> **READING PASSAGE**
★ ★ ★ ★ ★ ★ ★

From out of nowhere he produces a piece of dry tissue paper. He wipes it against my tongue, and then furiously scrubs my face with it. He has done this many times before, but I’m still surprised. It makes me want to gag, this feeling of rough paper against my tongue, but it’s soon forgotten as I experience the even more troubling sensation of having my own saliva used as a cleaning agent on my skin.
Then he lets me go back to what I’m doing, which is watching a crane.
Cranes were everywhere: the neighborhood of low-lying row houses where we lived in Manhattan was being knocked down, replaced by towering apartment buildings. Spindly towers of steel lattice slanted this way and that, lifting the city upward, and temporary wooden walls—in my memory they are yellow—lined the sidewalks, blocking the views of the vast dirt quarries that would soon be the basements of new buildings. My father would lift me up so I could see through the diamond-shaped holes created for the express purpose of giving little boys a peek at the mysterious world of dump trucks, bulldozers and backhoes rumbling up impossible inclines and spewing exhaust, and the nascent cranes just beginning their ascents.
We moved to Brooklyn from crane-land after my sister was born. This wasn’t like going to the suburbs, where there was space and trees and lawns, but to another part of the same city where you could afford a house with lots of room because the neighborhood was dangerous.
Park Slope was run-down, but the houses were big and filled with elaborate woodwork and beautiful raised details in the plaster. My dad took me there on the weekends before we moved; I’d watch in awe as he’d knock down flimsy plasterboard walls with a sledgehammer and send squadrons of cockroaches scattering through the cloud of dust. On the big day, we drove that blue Volkswagen station wagon over the bridge with a round wooden table strapped to the top.
Here was one of the great sights for a crane-loving boy: off to the right rose the first tower of the World Trade Center, and atop it, four giant cranes. Whenever we crossed the bridge, I checked its progress. Up it went, and I wondered: How would they get the cranes down when they got them to the top of the new buildings, the tallest in the world?

★ ★ ★ ★ ★ ★ ★

> **EXTRACTED MATERIAL**
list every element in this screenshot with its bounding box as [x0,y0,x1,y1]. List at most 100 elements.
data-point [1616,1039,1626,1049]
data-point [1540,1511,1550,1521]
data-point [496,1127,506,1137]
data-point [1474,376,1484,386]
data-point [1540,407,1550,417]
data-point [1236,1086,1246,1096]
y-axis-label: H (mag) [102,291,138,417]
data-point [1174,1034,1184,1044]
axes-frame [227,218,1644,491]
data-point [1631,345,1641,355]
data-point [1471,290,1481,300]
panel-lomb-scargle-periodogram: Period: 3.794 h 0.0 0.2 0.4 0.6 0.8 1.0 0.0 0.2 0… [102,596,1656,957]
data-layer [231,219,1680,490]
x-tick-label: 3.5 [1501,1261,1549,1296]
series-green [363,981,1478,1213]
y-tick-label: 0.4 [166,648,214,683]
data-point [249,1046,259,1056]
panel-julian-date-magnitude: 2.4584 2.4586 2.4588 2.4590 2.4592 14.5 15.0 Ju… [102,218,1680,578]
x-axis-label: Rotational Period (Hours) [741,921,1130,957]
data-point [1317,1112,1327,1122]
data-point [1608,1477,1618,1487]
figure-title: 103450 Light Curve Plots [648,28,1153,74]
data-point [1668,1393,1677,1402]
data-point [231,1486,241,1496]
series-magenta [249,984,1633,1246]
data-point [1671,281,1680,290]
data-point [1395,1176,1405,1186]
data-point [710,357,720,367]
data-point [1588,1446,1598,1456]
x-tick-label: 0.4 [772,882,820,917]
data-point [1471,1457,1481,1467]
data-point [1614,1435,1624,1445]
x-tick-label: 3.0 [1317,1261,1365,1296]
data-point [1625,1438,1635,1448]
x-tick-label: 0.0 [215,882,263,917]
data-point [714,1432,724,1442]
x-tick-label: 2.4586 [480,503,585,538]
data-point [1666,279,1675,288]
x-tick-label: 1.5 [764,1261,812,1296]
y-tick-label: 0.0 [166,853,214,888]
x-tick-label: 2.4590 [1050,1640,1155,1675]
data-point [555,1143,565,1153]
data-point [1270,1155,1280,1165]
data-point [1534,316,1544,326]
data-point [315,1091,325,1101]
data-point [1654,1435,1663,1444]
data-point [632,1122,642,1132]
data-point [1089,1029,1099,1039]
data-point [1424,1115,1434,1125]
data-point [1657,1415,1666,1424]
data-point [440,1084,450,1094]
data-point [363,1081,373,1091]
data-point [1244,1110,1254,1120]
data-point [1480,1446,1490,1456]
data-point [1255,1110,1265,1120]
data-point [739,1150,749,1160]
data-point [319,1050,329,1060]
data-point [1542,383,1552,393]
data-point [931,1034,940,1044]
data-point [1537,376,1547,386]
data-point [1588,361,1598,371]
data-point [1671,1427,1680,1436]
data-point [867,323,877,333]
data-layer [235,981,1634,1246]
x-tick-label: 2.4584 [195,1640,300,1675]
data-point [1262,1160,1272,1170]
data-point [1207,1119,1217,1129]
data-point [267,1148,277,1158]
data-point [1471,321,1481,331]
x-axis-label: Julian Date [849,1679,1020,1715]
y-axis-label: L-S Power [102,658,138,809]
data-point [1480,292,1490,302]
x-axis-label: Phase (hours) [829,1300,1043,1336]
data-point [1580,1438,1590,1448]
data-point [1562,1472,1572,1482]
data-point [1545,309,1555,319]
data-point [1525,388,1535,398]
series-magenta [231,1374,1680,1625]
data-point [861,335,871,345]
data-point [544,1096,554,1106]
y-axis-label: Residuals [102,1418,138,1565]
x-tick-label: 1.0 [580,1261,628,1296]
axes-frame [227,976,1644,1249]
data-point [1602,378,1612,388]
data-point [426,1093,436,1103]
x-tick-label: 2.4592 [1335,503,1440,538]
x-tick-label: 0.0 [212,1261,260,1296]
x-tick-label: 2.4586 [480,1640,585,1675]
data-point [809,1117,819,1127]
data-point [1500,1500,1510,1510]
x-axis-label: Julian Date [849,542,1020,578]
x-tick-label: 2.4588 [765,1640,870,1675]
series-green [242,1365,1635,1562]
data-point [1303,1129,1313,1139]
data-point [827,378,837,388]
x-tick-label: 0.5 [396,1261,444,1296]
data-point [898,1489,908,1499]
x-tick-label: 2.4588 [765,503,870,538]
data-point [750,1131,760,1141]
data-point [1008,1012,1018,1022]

★ ★ ★ ★ ★ ★ ★

> **TASK REQUIREMENTS**
**A.** Using the memoir passage about cranes, say whether each statement agrees with it, answering yes or no and quoting the deciding words: (i) The family moved to Brooklyn after the narrator's sister was born. (ii) The family moved to the suburbs, where there were lawns. (iii) Four giant cranes stood atop the first tower of the World Trade Center.
**B.** According to the memoir passage about cranes, what was strapped to the top of the station wagon on moving day?
The data is not needed here.

> **SET OF ANSWERS**
**A.**
(i) Yes: "We moved to Brooklyn from crane-land after my sister was born."
(ii) No: "This wasn’t like going to the suburbs, where there was space and trees and lawns"
(iii) Yes: "off to the right rose the first tower of the World Trade Center, and atop it, four giant cranes."

**B.** A round wooden table.